* _What you will do_:
Rewrite the entries from the line with "Segment this screenshot: for" to the line with "data-label: 233 <box>463 670 486 684</box>", replacing "x-tick-label" with "x-axis-label" and leaving everything else unchanged. Leave the pictures out of your answer.

* _Data shown_:
>>>>>
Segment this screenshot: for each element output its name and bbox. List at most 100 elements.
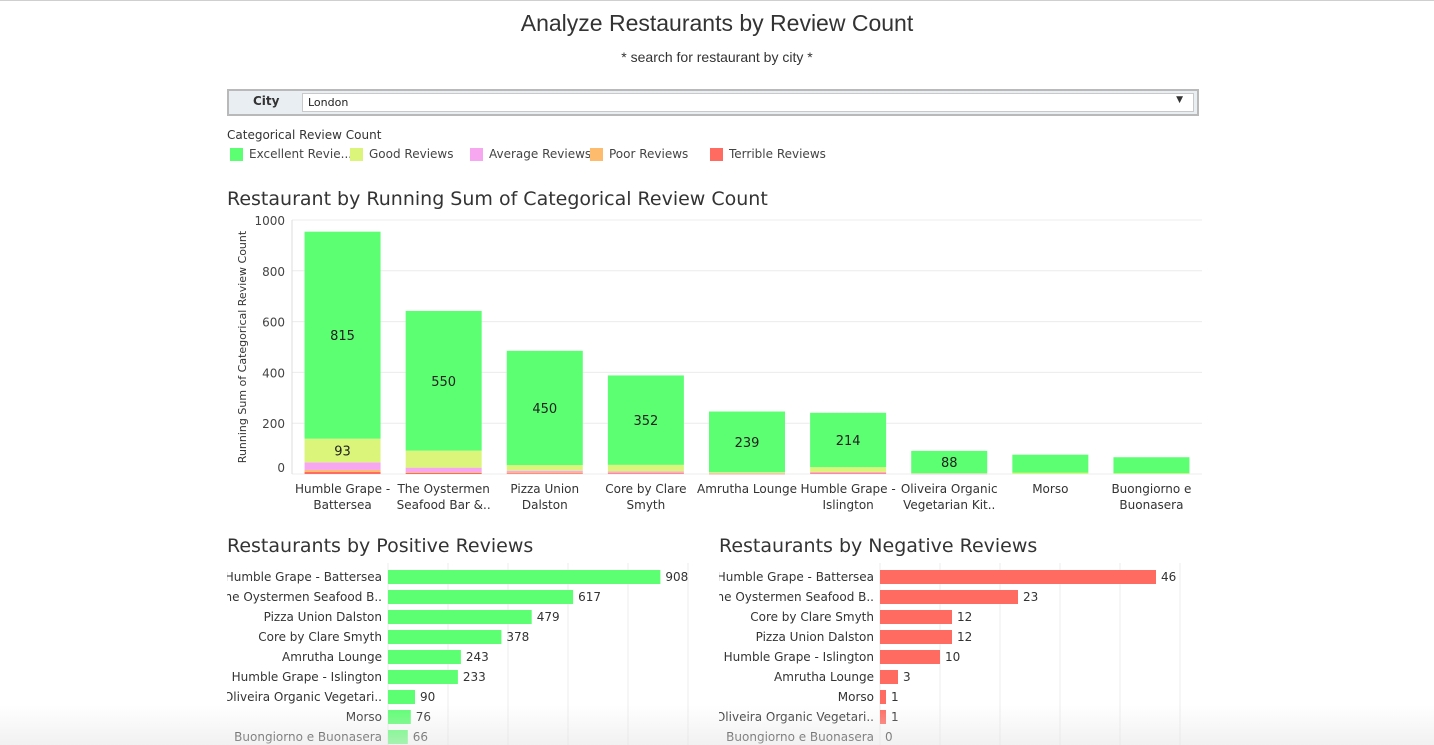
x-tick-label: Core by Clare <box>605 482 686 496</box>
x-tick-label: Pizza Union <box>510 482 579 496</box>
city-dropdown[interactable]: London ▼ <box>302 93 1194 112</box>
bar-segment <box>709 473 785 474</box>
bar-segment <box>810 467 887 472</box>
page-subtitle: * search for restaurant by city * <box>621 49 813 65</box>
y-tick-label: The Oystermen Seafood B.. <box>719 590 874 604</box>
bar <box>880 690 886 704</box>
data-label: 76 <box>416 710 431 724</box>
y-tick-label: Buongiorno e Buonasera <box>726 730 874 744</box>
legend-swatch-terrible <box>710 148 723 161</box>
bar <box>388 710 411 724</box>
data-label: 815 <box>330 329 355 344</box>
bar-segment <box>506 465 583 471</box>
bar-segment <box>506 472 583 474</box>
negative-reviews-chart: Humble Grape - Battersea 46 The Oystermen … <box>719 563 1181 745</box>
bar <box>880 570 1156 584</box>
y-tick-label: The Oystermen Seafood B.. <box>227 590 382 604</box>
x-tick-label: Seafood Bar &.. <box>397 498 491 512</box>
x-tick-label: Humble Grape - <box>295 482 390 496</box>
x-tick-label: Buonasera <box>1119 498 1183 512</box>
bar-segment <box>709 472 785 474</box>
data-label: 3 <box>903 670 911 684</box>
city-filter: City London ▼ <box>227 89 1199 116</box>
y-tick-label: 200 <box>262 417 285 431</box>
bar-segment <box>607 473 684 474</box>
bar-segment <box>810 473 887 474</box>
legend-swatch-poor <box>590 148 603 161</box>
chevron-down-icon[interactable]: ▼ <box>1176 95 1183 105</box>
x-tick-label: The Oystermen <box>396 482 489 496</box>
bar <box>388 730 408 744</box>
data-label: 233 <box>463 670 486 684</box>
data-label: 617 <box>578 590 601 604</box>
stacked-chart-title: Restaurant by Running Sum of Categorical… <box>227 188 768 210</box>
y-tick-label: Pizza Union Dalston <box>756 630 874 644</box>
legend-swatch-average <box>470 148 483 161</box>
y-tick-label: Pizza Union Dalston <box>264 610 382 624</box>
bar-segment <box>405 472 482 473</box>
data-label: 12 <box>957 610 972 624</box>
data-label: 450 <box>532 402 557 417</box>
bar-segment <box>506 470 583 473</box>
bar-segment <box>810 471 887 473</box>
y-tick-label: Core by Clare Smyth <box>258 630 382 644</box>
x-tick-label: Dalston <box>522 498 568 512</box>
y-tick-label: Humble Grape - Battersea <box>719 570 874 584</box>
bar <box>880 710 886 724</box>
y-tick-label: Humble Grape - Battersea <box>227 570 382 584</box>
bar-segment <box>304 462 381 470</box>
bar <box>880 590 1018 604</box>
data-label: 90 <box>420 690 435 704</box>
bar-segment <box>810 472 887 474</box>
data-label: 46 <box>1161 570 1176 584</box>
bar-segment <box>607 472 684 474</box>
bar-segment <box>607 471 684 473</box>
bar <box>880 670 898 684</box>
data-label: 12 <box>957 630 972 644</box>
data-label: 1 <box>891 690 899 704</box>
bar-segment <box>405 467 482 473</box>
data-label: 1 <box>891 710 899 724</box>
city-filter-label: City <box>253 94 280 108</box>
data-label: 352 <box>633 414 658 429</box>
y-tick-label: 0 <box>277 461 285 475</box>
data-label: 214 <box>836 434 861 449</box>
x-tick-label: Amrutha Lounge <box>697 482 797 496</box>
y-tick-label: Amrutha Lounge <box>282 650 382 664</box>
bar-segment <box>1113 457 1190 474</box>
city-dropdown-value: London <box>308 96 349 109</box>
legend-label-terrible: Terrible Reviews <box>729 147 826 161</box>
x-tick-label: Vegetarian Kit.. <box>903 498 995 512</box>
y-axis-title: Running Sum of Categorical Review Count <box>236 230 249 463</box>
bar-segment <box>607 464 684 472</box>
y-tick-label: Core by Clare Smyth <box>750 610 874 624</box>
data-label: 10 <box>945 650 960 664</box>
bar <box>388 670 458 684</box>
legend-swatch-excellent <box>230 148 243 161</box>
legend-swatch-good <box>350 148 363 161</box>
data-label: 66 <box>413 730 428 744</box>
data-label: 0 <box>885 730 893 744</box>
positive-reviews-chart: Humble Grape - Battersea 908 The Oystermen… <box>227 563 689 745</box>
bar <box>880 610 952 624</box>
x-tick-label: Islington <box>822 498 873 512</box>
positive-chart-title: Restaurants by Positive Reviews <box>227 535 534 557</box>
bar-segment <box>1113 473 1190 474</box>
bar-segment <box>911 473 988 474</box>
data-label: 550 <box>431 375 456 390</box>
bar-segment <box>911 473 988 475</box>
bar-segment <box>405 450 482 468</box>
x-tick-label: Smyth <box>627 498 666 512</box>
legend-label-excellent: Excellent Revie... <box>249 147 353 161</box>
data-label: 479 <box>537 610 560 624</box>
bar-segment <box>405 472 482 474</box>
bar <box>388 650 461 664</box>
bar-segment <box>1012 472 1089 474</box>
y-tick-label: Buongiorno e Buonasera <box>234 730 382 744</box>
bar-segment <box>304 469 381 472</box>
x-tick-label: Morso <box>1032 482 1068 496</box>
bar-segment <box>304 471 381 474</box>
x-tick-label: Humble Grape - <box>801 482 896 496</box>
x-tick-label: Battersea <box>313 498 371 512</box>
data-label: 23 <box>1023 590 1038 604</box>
<<<<<
>>>>>
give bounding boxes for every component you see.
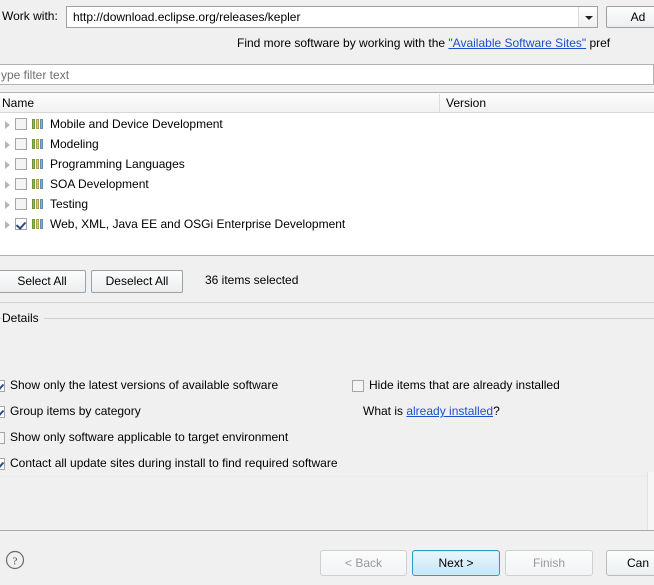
<<<<<
* _Correct answer_:
Segment this screenshot: for each element output its name and bbox. List at most 100 elements.
x-axis-label: Core by Clare <box>605 482 686 496</box>
x-axis-label: Pizza Union <box>510 482 579 496</box>
city-dropdown[interactable]: London ▼ <box>302 93 1194 112</box>
bar-segment <box>709 473 785 474</box>
bar-segment <box>810 467 887 472</box>
page-subtitle: * search for restaurant by city * <box>621 49 813 65</box>
y-tick-label: The Oystermen Seafood B.. <box>719 590 874 604</box>
bar <box>880 690 886 704</box>
data-label: 76 <box>416 710 431 724</box>
y-tick-label: Buongiorno e Buonasera <box>726 730 874 744</box>
legend-swatch-terrible <box>710 148 723 161</box>
bar <box>388 710 411 724</box>
data-label: 815 <box>330 329 355 344</box>
bar-segment <box>506 465 583 471</box>
bar-segment <box>506 472 583 474</box>
negative-reviews-chart: Humble Grape - Battersea 46 The Oystermen … <box>719 563 1181 745</box>
bar <box>880 570 1156 584</box>
y-tick-label: The Oystermen Seafood B.. <box>227 590 382 604</box>
x-axis-label: Seafood Bar &.. <box>397 498 491 512</box>
x-axis-label: Humble Grape - <box>295 482 390 496</box>
x-axis-label: Buonasera <box>1119 498 1183 512</box>
bar-segment <box>709 472 785 474</box>
data-label: 3 <box>903 670 911 684</box>
city-filter: City London ▼ <box>227 89 1199 116</box>
y-tick-label: 200 <box>262 417 285 431</box>
bar-segment <box>607 473 684 474</box>
bar-segment <box>810 473 887 474</box>
legend-swatch-poor <box>590 148 603 161</box>
chevron-down-icon[interactable]: ▼ <box>1176 95 1183 105</box>
x-axis-label: The Oystermen <box>396 482 489 496</box>
bar <box>388 730 408 744</box>
data-label: 233 <box>463 670 486 684</box>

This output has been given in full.